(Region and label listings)
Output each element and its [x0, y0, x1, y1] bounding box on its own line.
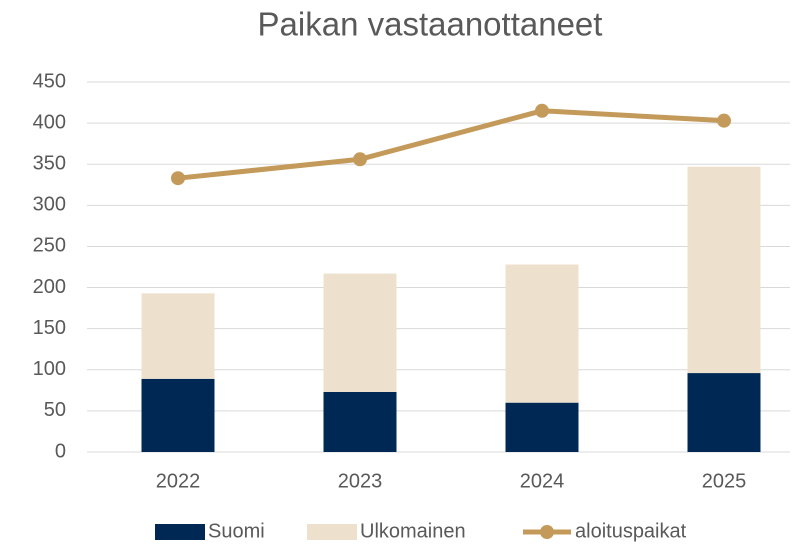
- y-tick-label: 350: [33, 153, 66, 175]
- legend-swatch: [307, 524, 357, 540]
- y-tick-label: 100: [33, 358, 66, 380]
- y-tick-label: 200: [33, 276, 66, 298]
- bar: [323, 273, 397, 392]
- legend-label: Suomi: [208, 520, 265, 542]
- line-point: [171, 171, 185, 186]
- y-tick-label: 300: [33, 194, 66, 216]
- bar: [505, 264, 579, 403]
- x-tick-label: 2024: [520, 470, 565, 492]
- line: [177, 108, 725, 181]
- x-tick-label: 2023: [338, 470, 383, 492]
- bar: [323, 391, 397, 452]
- legend-label: aloituspaikat: [575, 520, 687, 542]
- y-tick-label: 50: [44, 399, 66, 421]
- x-tick-label: 2022: [156, 470, 201, 492]
- y-tick-label: 400: [33, 111, 66, 133]
- bar: [505, 402, 579, 452]
- y-tick-label: 0: [55, 440, 66, 462]
- bar: [687, 166, 761, 374]
- chart-title: Paikan vastaanottaneet: [258, 6, 603, 43]
- bar: [141, 378, 215, 452]
- line-point: [535, 103, 549, 118]
- legend-swatch: [540, 525, 554, 539]
- bar: [687, 373, 761, 452]
- bar: [141, 293, 215, 379]
- line-point: [353, 152, 367, 167]
- legend-swatch: [155, 524, 205, 540]
- y-tick-label: 150: [33, 317, 66, 339]
- legend-label: Ulkomainen: [360, 520, 466, 542]
- y-tick-label: 450: [33, 70, 66, 92]
- y-tick-label: 250: [33, 235, 66, 257]
- line-point: [717, 113, 731, 128]
- x-tick-label: 2025: [702, 470, 747, 492]
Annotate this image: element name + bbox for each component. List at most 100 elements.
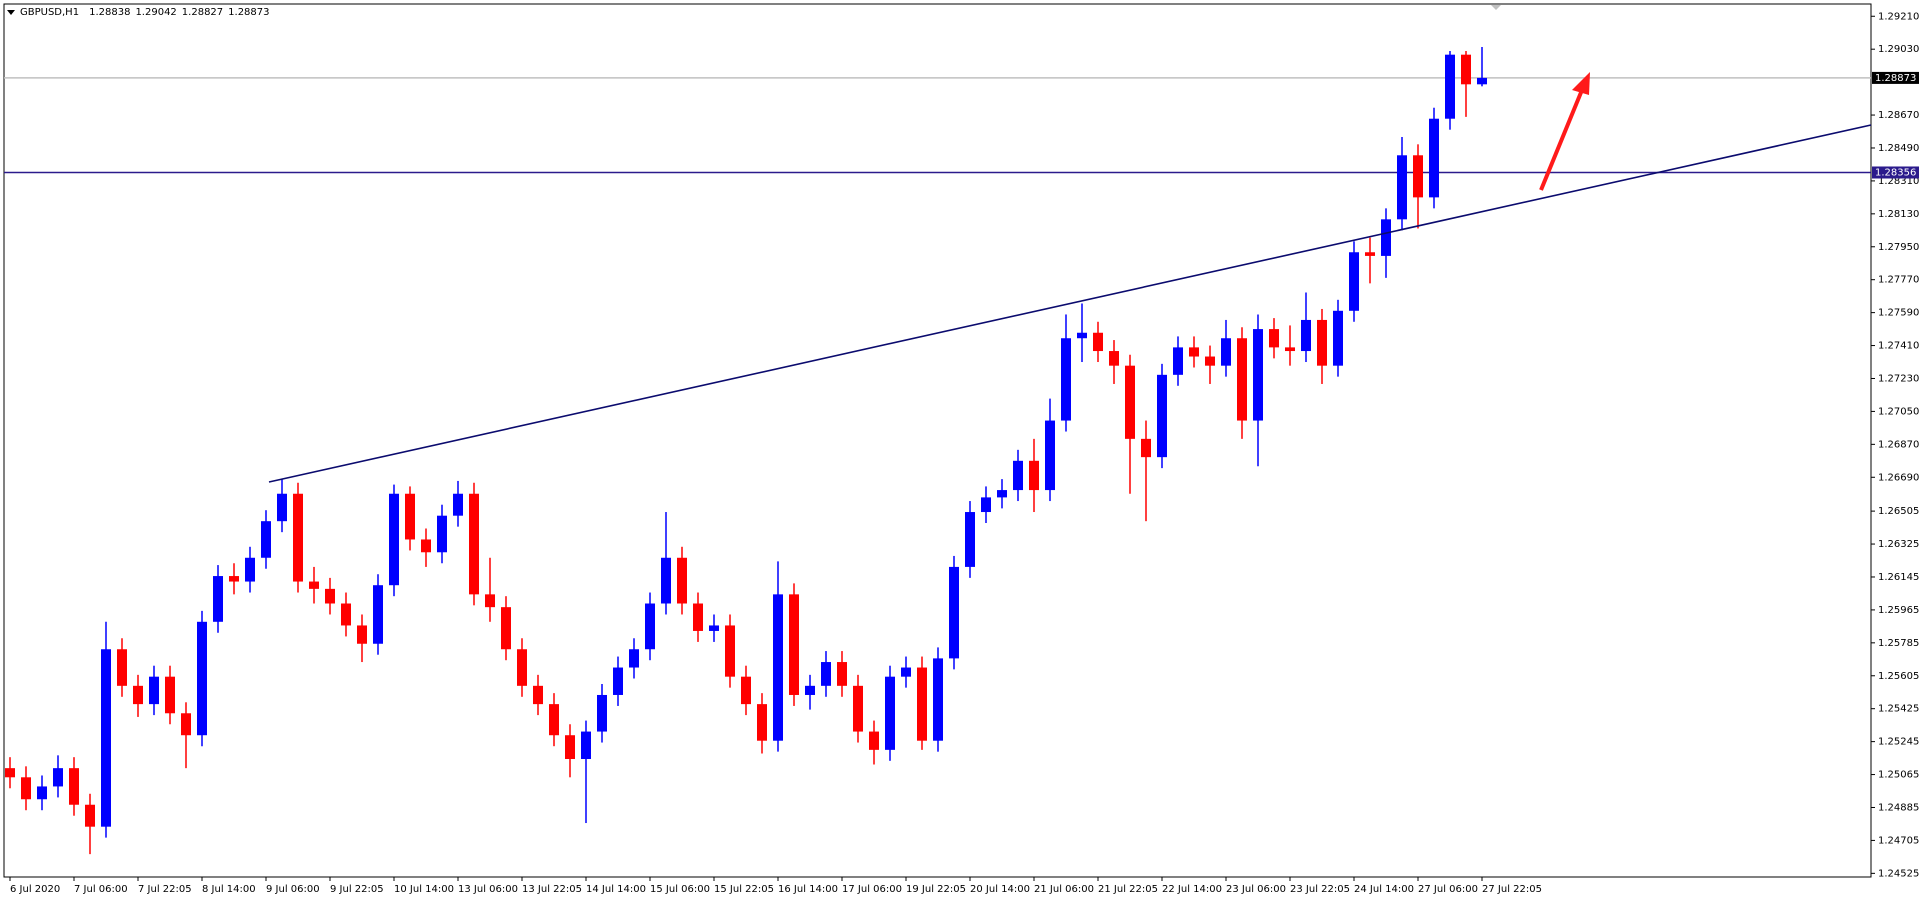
candle-body (325, 588, 335, 604)
candle-body (1173, 347, 1183, 375)
candle-body (1029, 460, 1039, 491)
candle-body (213, 576, 223, 622)
candle-body (5, 768, 15, 778)
x-tick-label: 19 Jul 22:05 (906, 884, 966, 895)
candle-body (261, 521, 271, 558)
candle-body (53, 768, 63, 787)
candle-body (1461, 54, 1471, 85)
candle-body (725, 625, 735, 677)
candle-body (85, 804, 95, 827)
candle-body (869, 731, 879, 750)
y-tick-label: 1.27230 (1878, 373, 1919, 384)
candle-body (1157, 374, 1167, 458)
candle-body (293, 493, 303, 582)
candle-body (21, 777, 31, 800)
candle-body (501, 607, 511, 650)
candle-body (1125, 365, 1135, 439)
symbol: GBPUSD,H1 (20, 7, 79, 18)
candle-body (1429, 118, 1439, 198)
candle-body (37, 786, 47, 800)
plot-frame (3, 3, 1872, 878)
y-tick-label: 1.28670 (1878, 110, 1919, 121)
candle-body (741, 676, 751, 705)
y-tick-label: 1.24705 (1878, 835, 1919, 846)
candle-body (1205, 356, 1215, 366)
level-label: 1.28873 (1875, 73, 1916, 84)
candle-body (229, 576, 239, 582)
level-label-box (1872, 166, 1919, 179)
candle-body (805, 685, 815, 695)
candle-body (901, 667, 911, 677)
candle-body (629, 649, 639, 668)
candle-body (965, 512, 975, 567)
y-tick-label: 1.25425 (1878, 704, 1919, 715)
candle-body (277, 493, 287, 522)
candle-body (1285, 347, 1295, 352)
x-tick-label: 21 Jul 22:05 (1098, 884, 1158, 895)
y-tick-label: 1.28490 (1878, 143, 1919, 154)
candles (5, 46, 1487, 855)
candle-body (485, 594, 495, 608)
y-tick-label: 1.24525 (1878, 868, 1919, 879)
y-tick-label: 1.27410 (1878, 341, 1919, 352)
candle-body (341, 603, 351, 626)
candle-body (549, 704, 559, 736)
candle-body (133, 685, 143, 705)
header-open: 1.28838 (89, 7, 130, 18)
shift-marker (1491, 5, 1501, 10)
candle-body (181, 713, 191, 736)
y-tick-label: 1.25785 (1878, 638, 1919, 649)
candle-body (165, 676, 175, 714)
y-tick-label: 1.24885 (1878, 802, 1919, 813)
header: GBPUSD,H1 1.28838 1.29042 1.28827 1.28873 (20, 7, 270, 18)
candle-body (1013, 460, 1023, 491)
candle-body (1381, 219, 1391, 256)
candle-body (1141, 438, 1151, 458)
header-low: 1.28827 (182, 7, 223, 18)
candle-body (837, 662, 847, 686)
candle-body (693, 603, 703, 631)
x-tick-label: 22 Jul 14:00 (1162, 884, 1222, 895)
x-tick-label: 16 Jul 14:00 (778, 884, 838, 895)
y-tick-label: 1.27050 (1878, 406, 1919, 417)
level-label: 1.28356 (1875, 167, 1916, 178)
candle-body (453, 493, 463, 516)
candle-body (949, 566, 959, 659)
candle-body (437, 515, 447, 553)
candle-body (933, 658, 943, 741)
candle-body (1093, 332, 1103, 352)
candle-body (1365, 252, 1375, 256)
candle-body (389, 493, 399, 586)
candle-body (517, 649, 527, 686)
candle-body (1253, 329, 1263, 421)
x-tick-label: 7 Jul 22:05 (138, 884, 192, 895)
candle-body (197, 621, 207, 736)
candle-body (565, 735, 575, 760)
candle-body (821, 662, 831, 686)
x-tick-label: 15 Jul 22:05 (714, 884, 774, 895)
candle-body (997, 490, 1007, 498)
candle-body (309, 581, 319, 589)
candle-body (661, 557, 671, 604)
x-tick-label: 8 Jul 14:00 (202, 884, 256, 895)
y-tick-label: 1.25605 (1878, 671, 1919, 682)
x-tick-label: 9 Jul 22:05 (330, 884, 384, 895)
x-tick-label: 23 Jul 06:00 (1226, 884, 1286, 895)
candle-body (1413, 155, 1423, 198)
candle-body (101, 649, 111, 827)
y-tick-label: 1.25065 (1878, 770, 1919, 781)
candle-body (613, 667, 623, 695)
header-close: 1.28873 (228, 7, 269, 18)
candle-body (69, 768, 79, 805)
arrow-shaft (1539, 89, 1584, 191)
candle-body (1061, 338, 1071, 421)
candle-body (917, 667, 927, 741)
candle-body (581, 731, 591, 760)
y-tick-label: 1.27950 (1878, 242, 1919, 253)
candle-body (853, 685, 863, 732)
header-high: 1.29042 (135, 7, 176, 18)
x-tick-label: 15 Jul 06:00 (650, 884, 710, 895)
x-tick-label: 27 Jul 06:00 (1418, 884, 1478, 895)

• Written problem: Please rewrite the records above, swapping "x-tick-label" for "x-axis-label" everywhere it appears and keeping everything else the same. Leave out the pictures.

• Finished task:
Output each element and its [x0, y0, x1, y1] bounding box on its own line.
- y-tick-label: 350: [33, 153, 66, 175]
- legend-swatch: [307, 524, 357, 540]
- y-tick-label: 100: [33, 358, 66, 380]
- y-tick-label: 200: [33, 276, 66, 298]
- bar: [323, 273, 397, 392]
- legend-label: Suomi: [208, 520, 265, 542]
- line-point: [171, 171, 185, 186]
- y-tick-label: 300: [33, 194, 66, 216]
- bar: [505, 264, 579, 403]
- x-axis-label: 2024: [520, 470, 565, 492]
- line: [177, 108, 725, 181]
- x-axis-label: 2023: [338, 470, 383, 492]
- bar: [323, 391, 397, 452]
- legend-label: aloituspaikat: [575, 520, 687, 542]
- y-tick-label: 50: [44, 399, 66, 421]
- x-axis-label: 2022: [156, 470, 201, 492]
- y-tick-label: 400: [33, 111, 66, 133]
- bar: [505, 402, 579, 452]
- y-tick-label: 0: [55, 440, 66, 462]
- bar: [687, 166, 761, 374]
- chart-title: Paikan vastaanottaneet: [258, 6, 603, 43]
- bar: [141, 378, 215, 452]
- line-point: [535, 103, 549, 118]
- legend-swatch: [540, 525, 554, 539]
- bar: [687, 373, 761, 452]
- bar: [141, 293, 215, 379]
- line-point: [353, 152, 367, 167]
- legend-swatch: [155, 524, 205, 540]
- y-tick-label: 150: [33, 317, 66, 339]
- legend-label: Ulkomainen: [360, 520, 466, 542]
- y-tick-label: 450: [33, 70, 66, 92]
- y-tick-label: 250: [33, 235, 66, 257]
- line-point: [717, 113, 731, 128]
- x-axis-label: 2025: [702, 470, 747, 492]
Annotate this image: element name + bbox for each component. List at most 100 elements.
candle-body (325, 588, 335, 604)
candle-body (1173, 347, 1183, 375)
candle-body (1029, 460, 1039, 491)
candle-body (213, 576, 223, 622)
candle-body (5, 768, 15, 778)
x-axis-label: 19 Jul 22:05 (906, 884, 966, 895)
candle-body (261, 521, 271, 558)
candle-body (53, 768, 63, 787)
candle-body (1461, 54, 1471, 85)
candle-body (725, 625, 735, 677)
candle-body (85, 804, 95, 827)
candle-body (869, 731, 879, 750)
y-tick-label: 1.27230 (1878, 373, 1919, 384)
candle-body (1157, 374, 1167, 458)
candle-body (293, 493, 303, 582)
candle-body (21, 777, 31, 800)
candle-body (501, 607, 511, 650)
candle-body (1125, 365, 1135, 439)
symbol: GBPUSD,H1 (20, 7, 79, 18)
candle-body (1429, 118, 1439, 198)
candle-body (37, 786, 47, 800)
plot-frame (3, 3, 1872, 878)
y-tick-label: 1.28670 (1878, 110, 1919, 121)
candle-body (741, 676, 751, 705)
y-tick-label: 1.24705 (1878, 835, 1919, 846)
candle-body (1205, 356, 1215, 366)
level-label: 1.28873 (1875, 73, 1916, 84)
candle-body (229, 576, 239, 582)
level-label-box (1872, 166, 1919, 179)
candle-body (805, 685, 815, 695)
candle-body (901, 667, 911, 677)
candle-body (629, 649, 639, 668)
candle-body (965, 512, 975, 567)
y-tick-label: 1.25425 (1878, 704, 1919, 715)
candle-body (277, 493, 287, 522)
candle-body (1285, 347, 1295, 352)
x-axis-label: 21 Jul 22:05 (1098, 884, 1158, 895)
y-tick-label: 1.28490 (1878, 143, 1919, 154)
candles (5, 46, 1487, 855)
candle-body (485, 594, 495, 608)
y-tick-label: 1.24525 (1878, 868, 1919, 879)
y-tick-label: 1.27410 (1878, 341, 1919, 352)
candle-body (341, 603, 351, 626)
candle-body (549, 704, 559, 736)
candle-body (133, 685, 143, 705)
header-open: 1.28838 (89, 7, 130, 18)
shift-marker (1491, 5, 1501, 10)
candle-body (181, 713, 191, 736)
y-tick-label: 1.25785 (1878, 638, 1919, 649)
candle-body (165, 676, 175, 714)
y-tick-label: 1.24885 (1878, 802, 1919, 813)
header: GBPUSD,H1 1.28838 1.29042 1.28827 1.28873 (20, 7, 270, 18)
candle-body (1013, 460, 1023, 491)
candle-body (1381, 219, 1391, 256)
candle-body (1141, 438, 1151, 458)
header-low: 1.28827 (182, 7, 223, 18)
candle-body (837, 662, 847, 686)
candle-body (693, 603, 703, 631)
x-axis-label: 22 Jul 14:00 (1162, 884, 1222, 895)
x-axis-label: 16 Jul 14:00 (778, 884, 838, 895)
y-tick-label: 1.27050 (1878, 406, 1919, 417)
level-label: 1.28356 (1875, 167, 1916, 178)
candle-body (453, 493, 463, 516)
candle-body (949, 566, 959, 659)
candle-body (437, 515, 447, 553)
candle-body (933, 658, 943, 741)
candle-body (1093, 332, 1103, 352)
candle-body (1365, 252, 1375, 256)
candle-body (389, 493, 399, 586)
candle-body (517, 649, 527, 686)
candle-body (1253, 329, 1263, 421)
x-axis-label: 7 Jul 22:05 (138, 884, 192, 895)
candle-body (197, 621, 207, 736)
candle-body (565, 735, 575, 760)
candle-body (821, 662, 831, 686)
x-axis-label: 15 Jul 22:05 (714, 884, 774, 895)
candle-body (997, 490, 1007, 498)
candle-body (309, 581, 319, 589)
candle-body (661, 557, 671, 604)
x-axis-label: 8 Jul 14:00 (202, 884, 256, 895)
y-tick-label: 1.25605 (1878, 671, 1919, 682)
x-axis-label: 9 Jul 22:05 (330, 884, 384, 895)
x-axis-label: 23 Jul 06:00 (1226, 884, 1286, 895)
candle-body (1413, 155, 1423, 198)
candle-body (101, 649, 111, 827)
y-tick-label: 1.25065 (1878, 770, 1919, 781)
candle-body (613, 667, 623, 695)
header-close: 1.28873 (228, 7, 269, 18)
candle-body (69, 768, 79, 805)
arrow-shaft (1539, 89, 1584, 191)
candle-body (1061, 338, 1071, 421)
candle-body (917, 667, 927, 741)
candle-body (581, 731, 591, 760)
y-tick-label: 1.27950 (1878, 242, 1919, 253)
candle-body (853, 685, 863, 732)
header-high: 1.29042 (135, 7, 176, 18)
x-axis-label: 15 Jul 06:00 (650, 884, 710, 895)
x-axis-label: 27 Jul 06:00 (1418, 884, 1478, 895)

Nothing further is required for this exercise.